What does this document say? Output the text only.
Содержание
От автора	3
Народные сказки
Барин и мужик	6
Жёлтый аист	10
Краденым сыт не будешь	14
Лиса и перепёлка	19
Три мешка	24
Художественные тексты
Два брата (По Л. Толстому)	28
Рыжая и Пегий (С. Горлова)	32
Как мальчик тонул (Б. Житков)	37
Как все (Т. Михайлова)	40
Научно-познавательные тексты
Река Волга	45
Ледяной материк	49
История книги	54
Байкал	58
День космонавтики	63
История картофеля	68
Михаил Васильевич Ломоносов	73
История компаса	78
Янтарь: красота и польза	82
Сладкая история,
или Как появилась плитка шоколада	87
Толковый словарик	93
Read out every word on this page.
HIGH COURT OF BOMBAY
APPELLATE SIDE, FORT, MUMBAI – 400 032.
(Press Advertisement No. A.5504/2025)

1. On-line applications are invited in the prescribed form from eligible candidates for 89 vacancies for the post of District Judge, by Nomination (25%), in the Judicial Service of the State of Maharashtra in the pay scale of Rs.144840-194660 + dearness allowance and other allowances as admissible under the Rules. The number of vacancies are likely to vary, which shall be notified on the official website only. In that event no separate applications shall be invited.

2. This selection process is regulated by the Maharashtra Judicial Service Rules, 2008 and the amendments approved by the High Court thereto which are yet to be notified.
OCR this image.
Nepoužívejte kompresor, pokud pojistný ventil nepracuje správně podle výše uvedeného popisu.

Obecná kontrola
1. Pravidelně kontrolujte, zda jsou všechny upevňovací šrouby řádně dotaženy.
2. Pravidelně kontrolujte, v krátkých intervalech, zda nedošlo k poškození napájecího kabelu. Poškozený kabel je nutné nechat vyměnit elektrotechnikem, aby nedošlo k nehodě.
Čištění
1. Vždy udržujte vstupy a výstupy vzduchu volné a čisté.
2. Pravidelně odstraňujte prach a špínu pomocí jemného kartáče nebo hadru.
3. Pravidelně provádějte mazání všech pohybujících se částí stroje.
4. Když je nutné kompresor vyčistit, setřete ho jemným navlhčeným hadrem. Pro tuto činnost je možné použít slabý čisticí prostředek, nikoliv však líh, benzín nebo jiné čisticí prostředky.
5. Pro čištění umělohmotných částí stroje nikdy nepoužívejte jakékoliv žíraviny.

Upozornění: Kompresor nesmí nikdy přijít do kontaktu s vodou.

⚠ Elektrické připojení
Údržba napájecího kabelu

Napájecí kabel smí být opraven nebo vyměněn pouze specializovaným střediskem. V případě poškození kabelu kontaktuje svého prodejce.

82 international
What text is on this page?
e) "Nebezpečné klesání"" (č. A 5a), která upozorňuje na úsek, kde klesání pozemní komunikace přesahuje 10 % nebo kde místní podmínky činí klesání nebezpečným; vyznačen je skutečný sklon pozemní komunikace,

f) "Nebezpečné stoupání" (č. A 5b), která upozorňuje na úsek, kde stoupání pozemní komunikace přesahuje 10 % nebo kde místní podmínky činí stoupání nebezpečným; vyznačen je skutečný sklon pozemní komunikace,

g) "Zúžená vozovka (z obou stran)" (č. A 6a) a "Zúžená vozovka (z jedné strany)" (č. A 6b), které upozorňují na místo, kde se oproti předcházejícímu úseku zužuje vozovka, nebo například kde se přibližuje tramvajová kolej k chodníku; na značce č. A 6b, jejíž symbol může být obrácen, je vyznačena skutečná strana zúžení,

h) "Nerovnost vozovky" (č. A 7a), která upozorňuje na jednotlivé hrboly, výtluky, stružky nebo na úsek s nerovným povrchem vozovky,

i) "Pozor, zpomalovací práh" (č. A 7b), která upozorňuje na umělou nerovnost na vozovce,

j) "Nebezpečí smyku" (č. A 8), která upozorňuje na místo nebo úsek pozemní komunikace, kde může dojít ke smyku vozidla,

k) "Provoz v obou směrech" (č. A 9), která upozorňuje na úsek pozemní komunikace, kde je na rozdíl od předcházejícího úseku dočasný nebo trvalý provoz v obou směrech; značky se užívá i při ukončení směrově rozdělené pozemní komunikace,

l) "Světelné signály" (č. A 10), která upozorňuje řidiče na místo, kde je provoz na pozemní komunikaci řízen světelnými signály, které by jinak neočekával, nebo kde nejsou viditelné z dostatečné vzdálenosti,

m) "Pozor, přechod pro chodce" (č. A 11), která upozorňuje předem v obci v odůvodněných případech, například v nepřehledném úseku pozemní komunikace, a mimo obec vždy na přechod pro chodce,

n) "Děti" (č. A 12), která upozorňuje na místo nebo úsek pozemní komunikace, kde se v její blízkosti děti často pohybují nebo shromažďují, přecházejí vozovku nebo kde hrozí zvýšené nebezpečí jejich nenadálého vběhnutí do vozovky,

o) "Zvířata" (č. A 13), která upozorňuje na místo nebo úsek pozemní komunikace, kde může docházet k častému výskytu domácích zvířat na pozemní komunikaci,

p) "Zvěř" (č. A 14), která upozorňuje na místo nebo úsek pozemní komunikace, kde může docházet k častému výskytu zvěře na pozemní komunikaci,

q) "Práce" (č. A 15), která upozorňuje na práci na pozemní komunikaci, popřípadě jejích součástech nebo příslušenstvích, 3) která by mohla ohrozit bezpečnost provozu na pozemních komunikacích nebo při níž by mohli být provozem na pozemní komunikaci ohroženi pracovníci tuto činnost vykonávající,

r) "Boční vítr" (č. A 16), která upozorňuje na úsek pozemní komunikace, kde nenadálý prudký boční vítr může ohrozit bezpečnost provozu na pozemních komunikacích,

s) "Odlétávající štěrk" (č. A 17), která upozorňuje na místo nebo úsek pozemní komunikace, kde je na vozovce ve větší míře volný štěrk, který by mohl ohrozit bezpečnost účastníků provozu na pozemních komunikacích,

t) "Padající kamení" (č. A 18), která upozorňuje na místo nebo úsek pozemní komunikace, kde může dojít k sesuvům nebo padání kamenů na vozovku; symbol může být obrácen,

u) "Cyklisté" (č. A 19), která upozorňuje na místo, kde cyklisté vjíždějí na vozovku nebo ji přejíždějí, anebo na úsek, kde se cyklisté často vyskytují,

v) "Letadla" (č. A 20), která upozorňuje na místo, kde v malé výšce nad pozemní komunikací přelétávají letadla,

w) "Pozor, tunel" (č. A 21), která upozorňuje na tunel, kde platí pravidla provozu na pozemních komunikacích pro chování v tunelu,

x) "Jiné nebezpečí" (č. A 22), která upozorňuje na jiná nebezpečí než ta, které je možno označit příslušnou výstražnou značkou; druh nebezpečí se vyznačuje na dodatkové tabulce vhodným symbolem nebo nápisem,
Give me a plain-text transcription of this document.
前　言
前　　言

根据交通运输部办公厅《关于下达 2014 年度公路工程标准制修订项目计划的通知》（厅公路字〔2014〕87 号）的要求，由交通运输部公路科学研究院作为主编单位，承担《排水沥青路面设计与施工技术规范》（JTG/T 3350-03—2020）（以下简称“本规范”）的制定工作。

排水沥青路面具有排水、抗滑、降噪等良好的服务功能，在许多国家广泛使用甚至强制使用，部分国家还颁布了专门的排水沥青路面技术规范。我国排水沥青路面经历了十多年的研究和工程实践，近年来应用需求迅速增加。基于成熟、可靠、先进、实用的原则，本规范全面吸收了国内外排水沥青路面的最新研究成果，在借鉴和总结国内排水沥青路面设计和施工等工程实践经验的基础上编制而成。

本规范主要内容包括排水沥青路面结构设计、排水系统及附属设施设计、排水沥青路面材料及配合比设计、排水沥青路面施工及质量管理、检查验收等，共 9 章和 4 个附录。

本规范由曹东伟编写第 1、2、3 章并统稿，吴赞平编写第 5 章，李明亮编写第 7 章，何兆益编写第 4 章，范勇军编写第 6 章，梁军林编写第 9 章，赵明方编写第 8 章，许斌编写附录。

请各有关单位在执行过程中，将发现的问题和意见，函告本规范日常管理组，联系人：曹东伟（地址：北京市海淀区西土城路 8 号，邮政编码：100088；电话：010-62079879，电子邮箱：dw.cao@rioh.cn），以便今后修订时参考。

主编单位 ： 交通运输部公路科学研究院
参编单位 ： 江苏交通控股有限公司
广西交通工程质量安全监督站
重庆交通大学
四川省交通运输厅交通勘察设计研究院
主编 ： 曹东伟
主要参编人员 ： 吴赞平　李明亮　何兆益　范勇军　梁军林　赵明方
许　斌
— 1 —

- - - -

▶ _To be done_:
From the entries above, copy every line where the word "například" shows up.

▶ _Response_:
g) "Zúžená vozovka (z obou stran)" (č. A 6a) a "Zúžená vozovka (z jedné strany)" (č. A 6b), které upozorňují na místo, kde se oproti předcházejícímu úseku zužuje vozovka, nebo například kde se přibližuje tramvajová kolej k chodníku; na značce č. A 6b, jejíž symbol může být obrácen, je vyznačena skutečná strana zúžení,
m) "Pozor, přechod pro chodce" (č. A 11), která upozorňuje předem v obci v odůvodněných případech, například v nepřehledném úseku pozemní komunikace, a mimo obec vždy na přechod pro chodce,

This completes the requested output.